Given problem A ::
Using the Colnago thread below, answer:
(i) Which two framesets is the first poster choosing between?
(ii) What wheel size does the Cadence 650(46) model use?
(iii) What would Mapei have Cyfac do given enough money?
Given problem B ::
Reproduce the Colnago thread below word for word, everything from "## aluminum (May" down to "me a custom.".
Given problem C ::
Carry on the Colnago thread below from where it stops.

Page excerpt ::
┄┄┄┄┄┄┄┄┄┄┄┄┄┄┄┄┄┄┄┄

# please post your 42s and 45s Colnagos here



## aluminum (May 6, 2011)

so ive narrowed my new framest choice between a Colnago C59 and a Cyfac Cadence. for the C59 I would need a 45s and for the Cadence i would need the 650(46) model, which uses 650c wheels. the difference is something I havent given much though to until now, do the smaller sizes 42s,45s look more proportional with the 650c wheels instead of 700c? while both frames are great, im highly suggesting choosing one over the other based purely on aesthetics. please help me out guys


----------



## Mapei (Feb 3, 2004)

All I can tell you is that Cyfacs are truly impressive. If I had eff-u money, I'd put Cyfac in the driver's seat and have them build me a custom.


----------



## icsloppl (Aug 25, 2009)

┄┄┄┄┄┄┄┄┄┄┄┄┄┄┄┄┄┄┄┄

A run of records
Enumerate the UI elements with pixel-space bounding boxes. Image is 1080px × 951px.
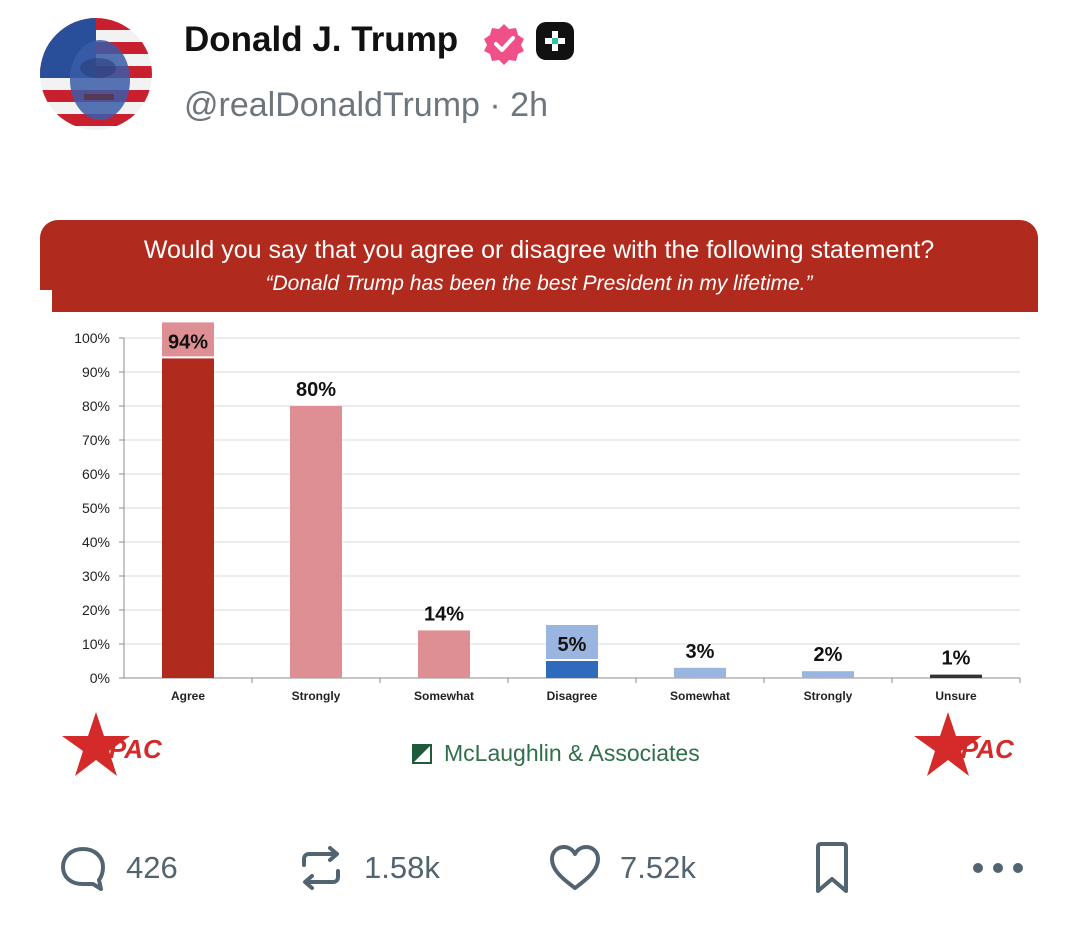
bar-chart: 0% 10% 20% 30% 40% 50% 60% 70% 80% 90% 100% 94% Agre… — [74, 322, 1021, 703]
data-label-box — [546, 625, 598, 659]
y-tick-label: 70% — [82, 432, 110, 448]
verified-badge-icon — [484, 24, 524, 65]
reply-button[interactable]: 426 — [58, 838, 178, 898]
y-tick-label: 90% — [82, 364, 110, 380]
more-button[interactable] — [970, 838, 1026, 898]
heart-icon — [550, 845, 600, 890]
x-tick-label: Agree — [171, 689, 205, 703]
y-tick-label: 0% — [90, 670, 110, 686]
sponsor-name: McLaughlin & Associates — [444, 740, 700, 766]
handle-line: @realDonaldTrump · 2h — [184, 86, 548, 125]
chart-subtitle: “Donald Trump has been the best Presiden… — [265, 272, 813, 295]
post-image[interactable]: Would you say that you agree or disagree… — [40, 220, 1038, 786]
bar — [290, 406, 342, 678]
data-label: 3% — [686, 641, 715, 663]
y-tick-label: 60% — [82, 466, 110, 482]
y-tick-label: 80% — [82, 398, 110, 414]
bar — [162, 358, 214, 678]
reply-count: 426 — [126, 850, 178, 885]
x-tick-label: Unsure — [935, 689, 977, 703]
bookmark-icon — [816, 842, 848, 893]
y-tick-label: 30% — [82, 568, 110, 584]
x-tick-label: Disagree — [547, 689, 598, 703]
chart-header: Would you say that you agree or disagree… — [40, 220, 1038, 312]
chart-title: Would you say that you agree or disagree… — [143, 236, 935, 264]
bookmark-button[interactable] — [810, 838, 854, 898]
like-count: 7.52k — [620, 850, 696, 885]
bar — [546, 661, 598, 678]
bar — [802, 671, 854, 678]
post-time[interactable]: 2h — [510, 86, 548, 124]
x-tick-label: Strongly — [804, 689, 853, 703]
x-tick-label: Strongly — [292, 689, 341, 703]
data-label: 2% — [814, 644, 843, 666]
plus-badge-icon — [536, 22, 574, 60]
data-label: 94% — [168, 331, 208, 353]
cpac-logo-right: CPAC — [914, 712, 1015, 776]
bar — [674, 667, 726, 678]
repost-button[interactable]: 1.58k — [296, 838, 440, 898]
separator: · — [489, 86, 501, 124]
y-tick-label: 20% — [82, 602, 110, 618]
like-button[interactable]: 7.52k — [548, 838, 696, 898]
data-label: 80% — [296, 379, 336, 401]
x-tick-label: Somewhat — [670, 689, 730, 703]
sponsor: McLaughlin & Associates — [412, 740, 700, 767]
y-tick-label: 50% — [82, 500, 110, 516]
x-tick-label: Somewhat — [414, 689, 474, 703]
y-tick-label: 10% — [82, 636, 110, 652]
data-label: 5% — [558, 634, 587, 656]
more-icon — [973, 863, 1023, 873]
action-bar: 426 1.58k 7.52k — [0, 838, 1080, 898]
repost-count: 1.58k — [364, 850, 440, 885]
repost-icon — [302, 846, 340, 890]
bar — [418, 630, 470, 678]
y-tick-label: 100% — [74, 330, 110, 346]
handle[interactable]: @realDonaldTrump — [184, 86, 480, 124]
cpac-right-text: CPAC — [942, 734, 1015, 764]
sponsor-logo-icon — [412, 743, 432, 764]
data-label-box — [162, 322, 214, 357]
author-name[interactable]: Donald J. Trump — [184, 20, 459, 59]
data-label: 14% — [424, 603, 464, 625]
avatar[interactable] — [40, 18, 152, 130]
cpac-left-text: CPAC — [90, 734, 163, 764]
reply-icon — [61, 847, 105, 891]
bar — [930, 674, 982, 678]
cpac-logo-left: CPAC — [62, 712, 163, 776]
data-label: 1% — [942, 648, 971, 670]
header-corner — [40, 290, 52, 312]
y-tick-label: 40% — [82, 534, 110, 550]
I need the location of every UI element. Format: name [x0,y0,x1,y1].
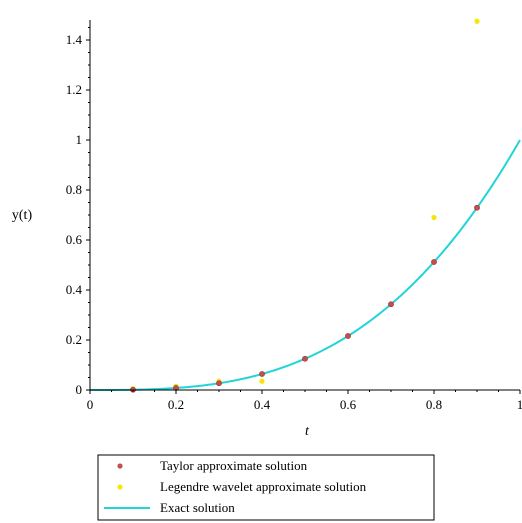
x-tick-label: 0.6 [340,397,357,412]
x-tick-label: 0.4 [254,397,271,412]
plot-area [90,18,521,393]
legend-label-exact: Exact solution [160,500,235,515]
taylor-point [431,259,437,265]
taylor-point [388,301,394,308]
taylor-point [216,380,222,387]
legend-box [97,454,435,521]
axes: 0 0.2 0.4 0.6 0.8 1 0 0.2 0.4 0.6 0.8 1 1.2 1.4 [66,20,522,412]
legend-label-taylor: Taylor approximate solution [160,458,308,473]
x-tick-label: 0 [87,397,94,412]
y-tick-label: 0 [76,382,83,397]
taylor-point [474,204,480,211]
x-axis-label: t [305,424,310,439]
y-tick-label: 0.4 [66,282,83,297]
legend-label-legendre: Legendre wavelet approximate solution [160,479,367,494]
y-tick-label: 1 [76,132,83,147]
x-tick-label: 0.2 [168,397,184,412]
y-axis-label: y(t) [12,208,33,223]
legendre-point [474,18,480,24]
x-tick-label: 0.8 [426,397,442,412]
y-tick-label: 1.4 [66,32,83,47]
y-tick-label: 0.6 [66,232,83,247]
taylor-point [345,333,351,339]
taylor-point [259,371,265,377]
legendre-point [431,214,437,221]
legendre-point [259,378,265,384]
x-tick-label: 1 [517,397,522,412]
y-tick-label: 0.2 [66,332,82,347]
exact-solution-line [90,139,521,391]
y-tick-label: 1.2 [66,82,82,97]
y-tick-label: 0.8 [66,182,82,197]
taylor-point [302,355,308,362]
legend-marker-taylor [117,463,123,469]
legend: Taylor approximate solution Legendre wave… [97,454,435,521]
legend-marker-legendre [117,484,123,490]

┄┄┄┄┄┄┄┄┄┄┄┄┄┄┄┄┄┄┄┄

Exercise output A ::
(i) A Colnago C59 and a Cyfac Cadence.
(ii) 650c wheels.
(iii) Build a custom frame.

Exercise output B ::
## aluminum (May 6, 2011)

so ive narrowed my new framest choice between a Colnago C59 and a Cyfac Cadence. for the C59 I would need a 45s and for the Cadence i would need the 650(46) model, which uses 650c wheels. the difference is something I havent given much though to until now, do the smaller sizes 42s,45s look more proportional with the 650c wheels instead of 700c? while both frames are great, im highly suggesting choosing one over the other based purely on aesthetics. please help me out guys


----------



## Mapei (Feb 3, 2004)

All I can tell you is that Cyfacs are truly impressive. If I had eff-u money, I'd put Cyfac in the driver's seat and have them build me a custom.

Exercise output C ::
aluminum said:


> so ive narrowed my new framest choice between a Colnago C59 and a Cyfac Cadence. for the C59 I would need a 45s and for the Cadence i would need the 650(46) model, which uses 650c wheels. the difference is something I havent given much though to until now, do the smaller sizes 42s,45s look more proportional with the 650c wheels instead of 700c? while both frames are great, im highly suggesting choosing one over the other based purely on aesthetics. please help me out guys


650c wheels feel and handle differently than 700c. They also have less absolute traction and higher rolling resistance for a given width (though less drag and rotational mass). They change your gearing requirements as well.

Unless you have prior experience with 650c, i'd walk carefully.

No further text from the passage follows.